_TASK DESCRIPTION_. Lines that contain "from" are to be counted; give only their number.

* START DATA SUPPLIED *

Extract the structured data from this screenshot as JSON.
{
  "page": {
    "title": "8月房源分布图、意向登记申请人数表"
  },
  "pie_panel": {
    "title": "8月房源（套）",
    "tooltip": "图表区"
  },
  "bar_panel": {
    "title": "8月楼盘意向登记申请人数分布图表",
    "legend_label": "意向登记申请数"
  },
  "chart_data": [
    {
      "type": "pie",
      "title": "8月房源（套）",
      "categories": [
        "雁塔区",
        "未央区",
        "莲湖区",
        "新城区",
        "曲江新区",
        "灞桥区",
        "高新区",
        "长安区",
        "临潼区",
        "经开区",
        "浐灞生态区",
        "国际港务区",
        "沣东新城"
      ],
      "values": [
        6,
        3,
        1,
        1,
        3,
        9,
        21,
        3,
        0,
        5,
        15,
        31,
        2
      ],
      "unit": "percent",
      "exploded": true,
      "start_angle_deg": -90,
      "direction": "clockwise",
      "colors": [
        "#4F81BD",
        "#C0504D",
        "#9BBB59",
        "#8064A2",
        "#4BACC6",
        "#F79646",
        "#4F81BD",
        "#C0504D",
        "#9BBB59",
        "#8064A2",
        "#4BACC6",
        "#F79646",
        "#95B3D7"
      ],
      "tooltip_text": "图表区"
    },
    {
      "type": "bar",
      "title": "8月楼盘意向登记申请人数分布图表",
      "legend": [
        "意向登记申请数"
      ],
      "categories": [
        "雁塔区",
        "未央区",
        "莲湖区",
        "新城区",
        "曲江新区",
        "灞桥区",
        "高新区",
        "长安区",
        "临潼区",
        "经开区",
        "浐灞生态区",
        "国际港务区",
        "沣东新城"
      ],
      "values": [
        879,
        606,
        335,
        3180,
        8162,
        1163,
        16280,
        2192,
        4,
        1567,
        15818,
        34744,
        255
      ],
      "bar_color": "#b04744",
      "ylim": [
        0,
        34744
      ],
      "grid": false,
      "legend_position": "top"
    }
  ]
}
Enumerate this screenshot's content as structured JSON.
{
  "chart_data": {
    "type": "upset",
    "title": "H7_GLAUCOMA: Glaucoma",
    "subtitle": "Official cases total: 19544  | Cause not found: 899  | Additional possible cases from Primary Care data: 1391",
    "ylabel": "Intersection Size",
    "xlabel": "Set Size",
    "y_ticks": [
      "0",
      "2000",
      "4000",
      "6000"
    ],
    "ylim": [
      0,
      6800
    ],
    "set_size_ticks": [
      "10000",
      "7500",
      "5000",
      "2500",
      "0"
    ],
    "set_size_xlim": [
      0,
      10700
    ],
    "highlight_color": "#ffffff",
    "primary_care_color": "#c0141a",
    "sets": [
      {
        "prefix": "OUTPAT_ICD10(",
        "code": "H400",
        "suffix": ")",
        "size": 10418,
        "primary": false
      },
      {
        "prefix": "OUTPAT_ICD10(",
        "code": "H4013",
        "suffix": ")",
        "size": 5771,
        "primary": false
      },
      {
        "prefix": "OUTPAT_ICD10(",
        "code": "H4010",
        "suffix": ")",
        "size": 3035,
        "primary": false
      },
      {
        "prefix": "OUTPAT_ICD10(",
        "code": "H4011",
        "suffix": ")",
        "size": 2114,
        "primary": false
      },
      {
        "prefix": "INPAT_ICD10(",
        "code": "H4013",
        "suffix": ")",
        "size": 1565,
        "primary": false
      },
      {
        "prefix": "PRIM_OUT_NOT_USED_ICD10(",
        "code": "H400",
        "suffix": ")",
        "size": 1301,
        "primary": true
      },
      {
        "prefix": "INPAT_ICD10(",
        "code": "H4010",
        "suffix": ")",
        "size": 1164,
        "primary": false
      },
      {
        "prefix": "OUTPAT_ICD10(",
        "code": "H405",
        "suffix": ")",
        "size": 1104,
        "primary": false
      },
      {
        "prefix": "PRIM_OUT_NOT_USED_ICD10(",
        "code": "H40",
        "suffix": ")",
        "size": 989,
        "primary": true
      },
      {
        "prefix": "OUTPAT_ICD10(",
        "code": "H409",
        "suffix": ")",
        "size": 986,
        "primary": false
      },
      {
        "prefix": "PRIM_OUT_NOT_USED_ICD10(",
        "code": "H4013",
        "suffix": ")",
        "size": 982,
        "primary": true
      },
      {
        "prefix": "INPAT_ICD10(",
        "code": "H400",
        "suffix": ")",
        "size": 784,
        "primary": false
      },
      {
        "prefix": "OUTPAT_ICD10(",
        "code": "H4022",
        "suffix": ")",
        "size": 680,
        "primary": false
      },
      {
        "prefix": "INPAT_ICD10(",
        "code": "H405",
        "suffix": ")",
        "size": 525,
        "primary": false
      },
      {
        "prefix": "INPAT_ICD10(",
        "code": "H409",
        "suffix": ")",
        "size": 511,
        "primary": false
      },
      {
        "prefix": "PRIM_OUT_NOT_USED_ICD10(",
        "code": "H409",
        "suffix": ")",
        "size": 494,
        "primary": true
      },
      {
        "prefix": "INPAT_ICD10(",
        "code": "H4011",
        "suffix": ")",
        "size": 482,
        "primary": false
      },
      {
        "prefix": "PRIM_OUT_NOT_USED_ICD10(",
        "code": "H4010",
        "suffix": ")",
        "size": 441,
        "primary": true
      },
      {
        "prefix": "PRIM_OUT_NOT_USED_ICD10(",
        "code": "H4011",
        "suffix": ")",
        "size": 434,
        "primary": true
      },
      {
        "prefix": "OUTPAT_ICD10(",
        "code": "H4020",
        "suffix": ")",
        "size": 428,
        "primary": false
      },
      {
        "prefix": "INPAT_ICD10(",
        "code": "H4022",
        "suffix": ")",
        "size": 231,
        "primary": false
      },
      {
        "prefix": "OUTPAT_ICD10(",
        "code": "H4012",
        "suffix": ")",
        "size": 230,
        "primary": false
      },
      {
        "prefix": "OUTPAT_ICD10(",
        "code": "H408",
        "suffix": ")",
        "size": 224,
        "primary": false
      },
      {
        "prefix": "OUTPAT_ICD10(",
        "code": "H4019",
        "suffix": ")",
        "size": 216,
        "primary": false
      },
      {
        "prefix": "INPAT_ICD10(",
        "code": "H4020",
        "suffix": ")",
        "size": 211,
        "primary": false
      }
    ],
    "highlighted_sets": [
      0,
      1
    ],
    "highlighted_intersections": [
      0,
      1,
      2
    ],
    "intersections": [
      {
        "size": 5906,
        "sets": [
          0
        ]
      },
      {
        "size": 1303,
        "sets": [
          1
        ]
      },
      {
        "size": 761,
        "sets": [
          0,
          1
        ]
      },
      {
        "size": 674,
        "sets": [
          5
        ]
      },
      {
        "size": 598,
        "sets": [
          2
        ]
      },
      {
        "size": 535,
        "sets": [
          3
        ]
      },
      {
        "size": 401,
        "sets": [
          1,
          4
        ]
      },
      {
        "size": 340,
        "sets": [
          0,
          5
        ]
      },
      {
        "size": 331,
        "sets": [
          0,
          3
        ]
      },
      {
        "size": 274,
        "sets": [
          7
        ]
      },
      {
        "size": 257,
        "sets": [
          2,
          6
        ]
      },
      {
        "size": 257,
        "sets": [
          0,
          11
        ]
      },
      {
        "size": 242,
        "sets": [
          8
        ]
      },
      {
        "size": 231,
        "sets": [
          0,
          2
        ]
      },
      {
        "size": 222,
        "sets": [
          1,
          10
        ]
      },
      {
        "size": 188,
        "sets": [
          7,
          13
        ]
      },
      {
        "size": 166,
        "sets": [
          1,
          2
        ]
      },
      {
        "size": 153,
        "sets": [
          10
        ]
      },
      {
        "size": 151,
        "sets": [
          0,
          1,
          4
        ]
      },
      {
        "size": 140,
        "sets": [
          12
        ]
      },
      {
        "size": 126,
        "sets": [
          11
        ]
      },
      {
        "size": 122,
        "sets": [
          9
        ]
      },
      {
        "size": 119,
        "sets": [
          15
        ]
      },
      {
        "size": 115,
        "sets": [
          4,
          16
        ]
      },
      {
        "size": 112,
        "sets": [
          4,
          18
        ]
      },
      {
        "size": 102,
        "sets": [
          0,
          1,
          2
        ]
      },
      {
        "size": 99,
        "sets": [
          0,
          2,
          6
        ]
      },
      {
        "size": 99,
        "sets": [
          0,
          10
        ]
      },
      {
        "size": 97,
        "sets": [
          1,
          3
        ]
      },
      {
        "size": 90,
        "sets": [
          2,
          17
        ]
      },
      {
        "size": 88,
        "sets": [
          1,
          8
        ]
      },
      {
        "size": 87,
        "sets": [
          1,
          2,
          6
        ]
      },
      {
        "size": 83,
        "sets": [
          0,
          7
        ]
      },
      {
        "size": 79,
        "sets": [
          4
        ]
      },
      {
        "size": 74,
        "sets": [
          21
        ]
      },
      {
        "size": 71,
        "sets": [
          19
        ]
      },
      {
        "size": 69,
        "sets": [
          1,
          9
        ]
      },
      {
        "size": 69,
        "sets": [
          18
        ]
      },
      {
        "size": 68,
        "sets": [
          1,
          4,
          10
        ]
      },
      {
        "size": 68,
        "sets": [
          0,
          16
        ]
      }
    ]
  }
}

* END DATA SUPPLIED *

_WORKED ANSWER_. 2